▶ [WORK TO COMPLETE]: Copy every line from the material below that holds "舆情信息工作总结".
━━━ EXTRACTED RECORDS
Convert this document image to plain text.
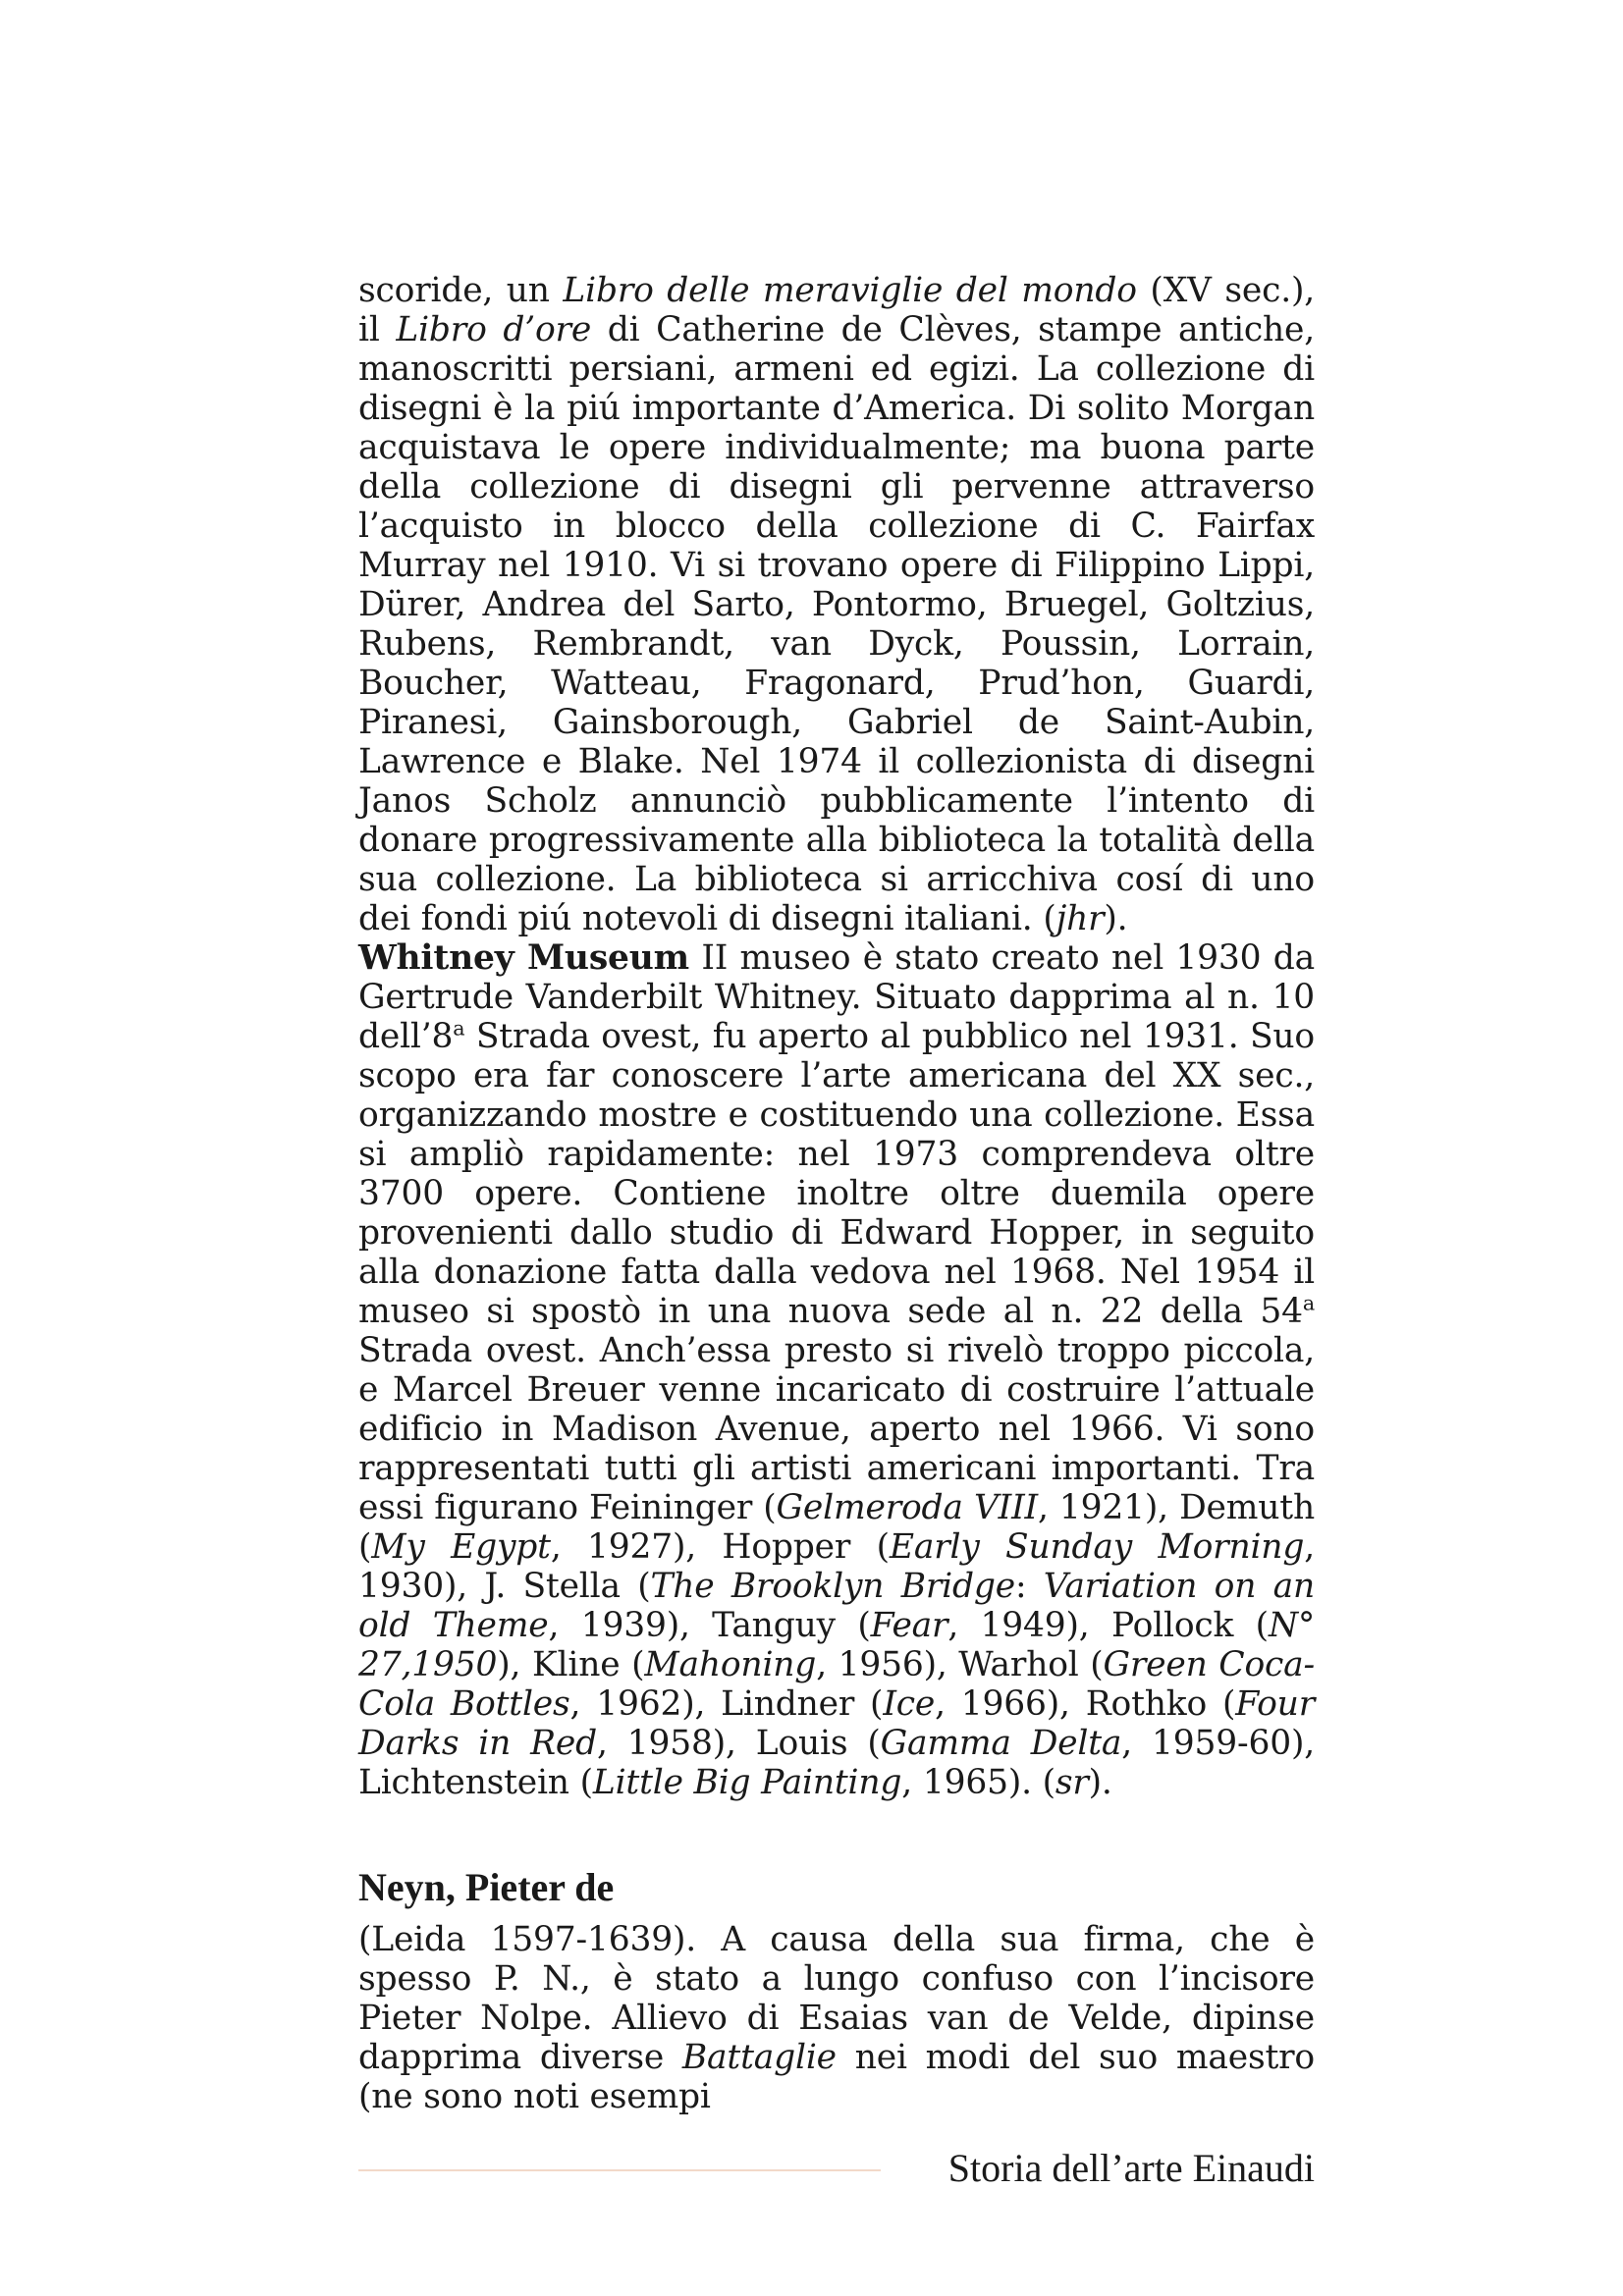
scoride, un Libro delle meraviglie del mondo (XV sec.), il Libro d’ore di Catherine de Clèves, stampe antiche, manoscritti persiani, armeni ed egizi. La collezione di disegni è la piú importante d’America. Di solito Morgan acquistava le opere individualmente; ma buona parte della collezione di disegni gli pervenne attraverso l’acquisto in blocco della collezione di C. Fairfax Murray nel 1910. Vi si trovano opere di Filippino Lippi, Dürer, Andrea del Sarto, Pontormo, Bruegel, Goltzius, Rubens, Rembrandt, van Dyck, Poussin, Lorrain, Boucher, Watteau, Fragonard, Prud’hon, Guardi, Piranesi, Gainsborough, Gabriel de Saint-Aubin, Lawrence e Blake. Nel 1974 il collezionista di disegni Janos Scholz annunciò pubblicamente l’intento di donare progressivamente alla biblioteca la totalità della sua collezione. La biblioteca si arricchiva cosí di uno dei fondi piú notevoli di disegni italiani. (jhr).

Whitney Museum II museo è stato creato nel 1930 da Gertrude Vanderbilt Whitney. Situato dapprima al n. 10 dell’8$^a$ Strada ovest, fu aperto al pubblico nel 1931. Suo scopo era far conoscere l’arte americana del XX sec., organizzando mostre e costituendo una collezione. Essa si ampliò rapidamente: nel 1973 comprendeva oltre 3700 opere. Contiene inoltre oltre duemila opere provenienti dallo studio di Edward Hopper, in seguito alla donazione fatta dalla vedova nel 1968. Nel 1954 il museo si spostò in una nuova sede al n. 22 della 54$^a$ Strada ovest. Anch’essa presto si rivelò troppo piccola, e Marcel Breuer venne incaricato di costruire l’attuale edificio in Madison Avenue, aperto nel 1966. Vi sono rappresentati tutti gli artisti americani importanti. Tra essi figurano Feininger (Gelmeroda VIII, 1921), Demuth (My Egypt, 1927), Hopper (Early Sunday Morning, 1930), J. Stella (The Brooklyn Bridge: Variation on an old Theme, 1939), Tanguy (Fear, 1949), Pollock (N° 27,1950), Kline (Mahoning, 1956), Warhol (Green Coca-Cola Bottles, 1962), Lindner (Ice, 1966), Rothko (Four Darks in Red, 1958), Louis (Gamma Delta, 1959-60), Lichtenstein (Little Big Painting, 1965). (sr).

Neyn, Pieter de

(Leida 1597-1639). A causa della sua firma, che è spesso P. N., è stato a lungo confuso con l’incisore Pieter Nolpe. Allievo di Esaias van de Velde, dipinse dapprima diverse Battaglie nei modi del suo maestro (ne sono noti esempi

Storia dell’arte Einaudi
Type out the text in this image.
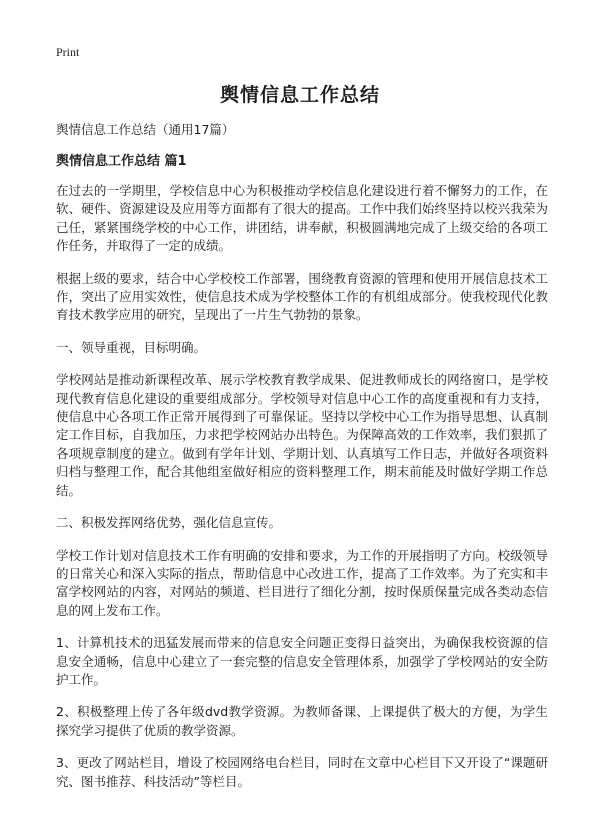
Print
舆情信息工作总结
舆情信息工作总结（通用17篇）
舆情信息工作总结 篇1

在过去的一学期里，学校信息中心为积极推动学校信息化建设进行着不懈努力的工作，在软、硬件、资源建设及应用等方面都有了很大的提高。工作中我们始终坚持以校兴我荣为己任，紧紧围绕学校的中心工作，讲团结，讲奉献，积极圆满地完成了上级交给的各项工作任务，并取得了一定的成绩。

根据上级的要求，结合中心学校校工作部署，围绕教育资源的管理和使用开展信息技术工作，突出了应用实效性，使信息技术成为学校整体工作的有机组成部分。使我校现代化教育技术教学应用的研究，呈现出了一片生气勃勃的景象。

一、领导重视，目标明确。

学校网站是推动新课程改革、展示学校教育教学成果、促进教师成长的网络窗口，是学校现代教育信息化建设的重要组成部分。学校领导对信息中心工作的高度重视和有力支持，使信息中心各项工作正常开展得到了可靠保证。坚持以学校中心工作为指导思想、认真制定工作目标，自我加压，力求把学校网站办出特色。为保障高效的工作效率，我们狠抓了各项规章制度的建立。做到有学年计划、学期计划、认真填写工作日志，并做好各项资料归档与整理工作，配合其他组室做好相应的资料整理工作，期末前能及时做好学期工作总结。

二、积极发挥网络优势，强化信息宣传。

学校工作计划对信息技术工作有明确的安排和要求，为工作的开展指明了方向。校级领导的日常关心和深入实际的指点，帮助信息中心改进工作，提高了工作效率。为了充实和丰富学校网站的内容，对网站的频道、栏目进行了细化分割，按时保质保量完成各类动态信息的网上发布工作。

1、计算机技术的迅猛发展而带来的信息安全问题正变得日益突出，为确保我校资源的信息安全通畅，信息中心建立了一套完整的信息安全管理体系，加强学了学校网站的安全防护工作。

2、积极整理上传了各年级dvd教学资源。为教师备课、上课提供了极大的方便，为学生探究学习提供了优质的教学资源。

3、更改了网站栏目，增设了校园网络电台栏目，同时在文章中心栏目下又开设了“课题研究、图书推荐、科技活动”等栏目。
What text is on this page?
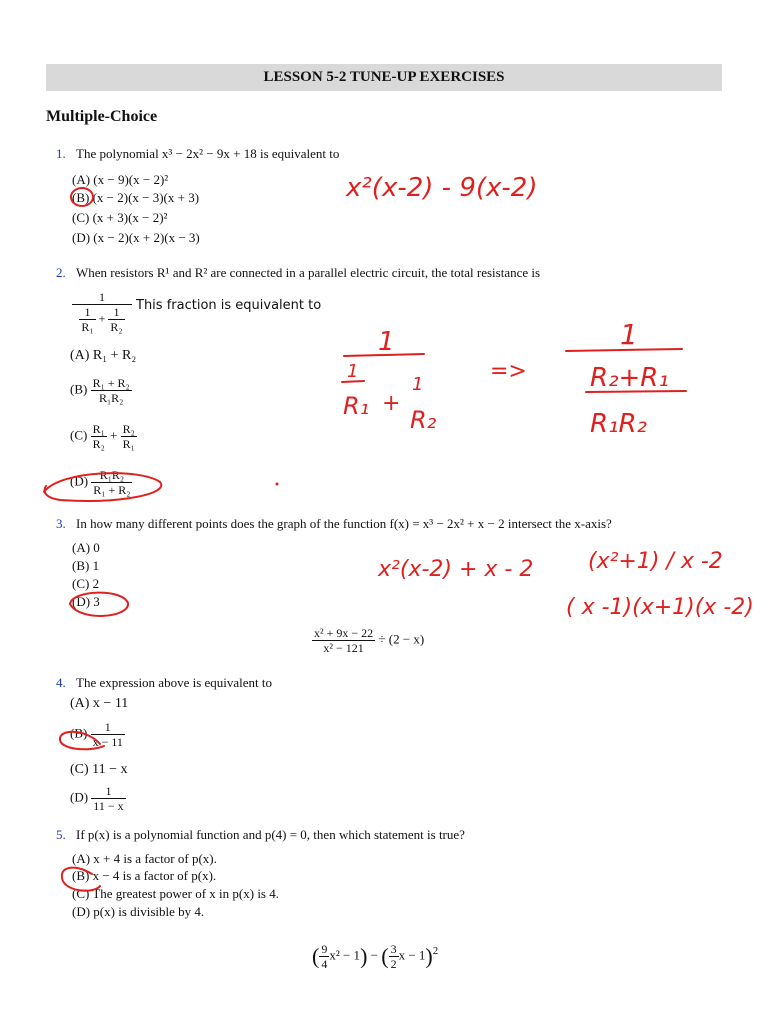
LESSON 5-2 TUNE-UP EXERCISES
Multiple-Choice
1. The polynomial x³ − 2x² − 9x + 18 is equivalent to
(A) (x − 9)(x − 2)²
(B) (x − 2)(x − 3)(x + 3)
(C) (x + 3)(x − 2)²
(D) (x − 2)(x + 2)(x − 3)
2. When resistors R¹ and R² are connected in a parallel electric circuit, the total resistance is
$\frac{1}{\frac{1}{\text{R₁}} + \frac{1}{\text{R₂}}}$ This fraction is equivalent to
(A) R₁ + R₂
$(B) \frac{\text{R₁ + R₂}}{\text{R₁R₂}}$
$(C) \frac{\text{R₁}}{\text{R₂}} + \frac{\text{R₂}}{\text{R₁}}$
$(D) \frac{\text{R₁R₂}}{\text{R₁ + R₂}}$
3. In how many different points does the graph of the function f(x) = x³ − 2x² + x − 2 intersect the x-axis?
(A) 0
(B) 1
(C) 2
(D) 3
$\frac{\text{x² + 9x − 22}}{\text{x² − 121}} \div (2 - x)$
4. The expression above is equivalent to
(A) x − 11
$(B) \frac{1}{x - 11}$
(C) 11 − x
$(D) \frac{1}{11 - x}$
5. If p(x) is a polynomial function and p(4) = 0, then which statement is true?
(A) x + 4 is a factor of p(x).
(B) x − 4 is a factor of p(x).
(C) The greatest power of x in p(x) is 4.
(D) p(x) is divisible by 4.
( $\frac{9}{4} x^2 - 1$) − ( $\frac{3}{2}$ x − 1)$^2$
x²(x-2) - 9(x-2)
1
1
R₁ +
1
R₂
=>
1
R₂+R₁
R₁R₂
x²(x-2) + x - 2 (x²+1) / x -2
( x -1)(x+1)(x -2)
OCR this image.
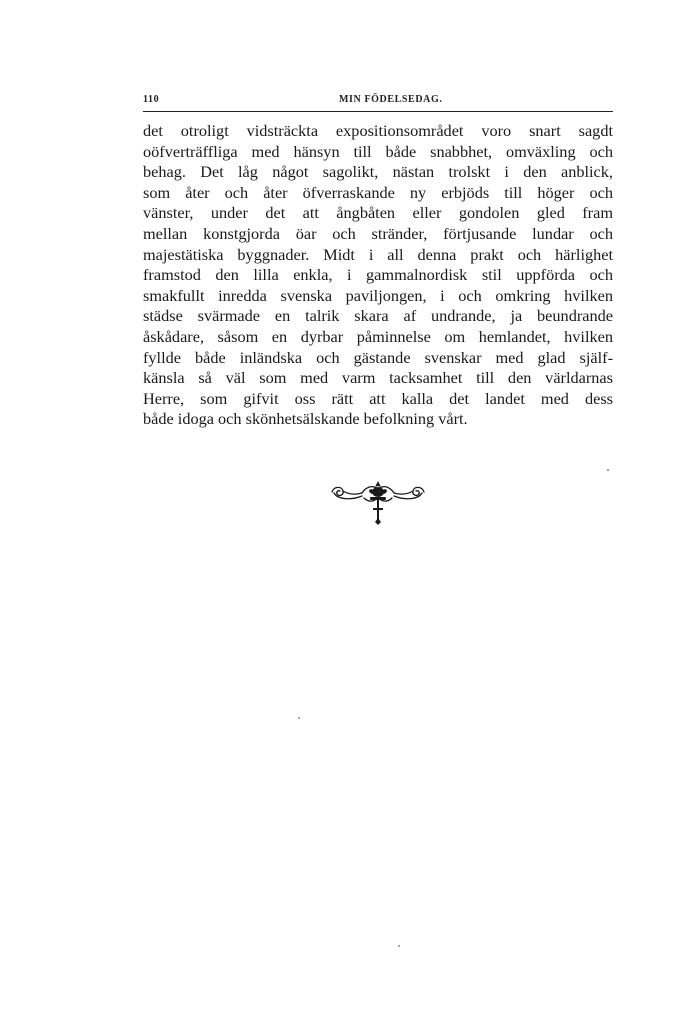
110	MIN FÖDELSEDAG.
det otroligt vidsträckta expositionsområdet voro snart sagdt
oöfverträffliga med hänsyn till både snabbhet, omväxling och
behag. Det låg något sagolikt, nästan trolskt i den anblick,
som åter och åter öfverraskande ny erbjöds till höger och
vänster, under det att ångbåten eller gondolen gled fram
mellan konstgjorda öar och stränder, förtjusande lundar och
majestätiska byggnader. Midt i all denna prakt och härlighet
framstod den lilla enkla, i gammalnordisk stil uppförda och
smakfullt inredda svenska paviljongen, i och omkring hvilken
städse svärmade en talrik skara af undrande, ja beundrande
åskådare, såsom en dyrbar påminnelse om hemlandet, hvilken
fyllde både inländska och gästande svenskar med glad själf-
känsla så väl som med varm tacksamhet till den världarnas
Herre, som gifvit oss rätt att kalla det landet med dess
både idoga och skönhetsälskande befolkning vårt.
━━━━━━
▶ [FULL OUTPUT]:
舆情信息工作总结
舆情信息工作总结（通用17篇）
舆情信息工作总结 篇1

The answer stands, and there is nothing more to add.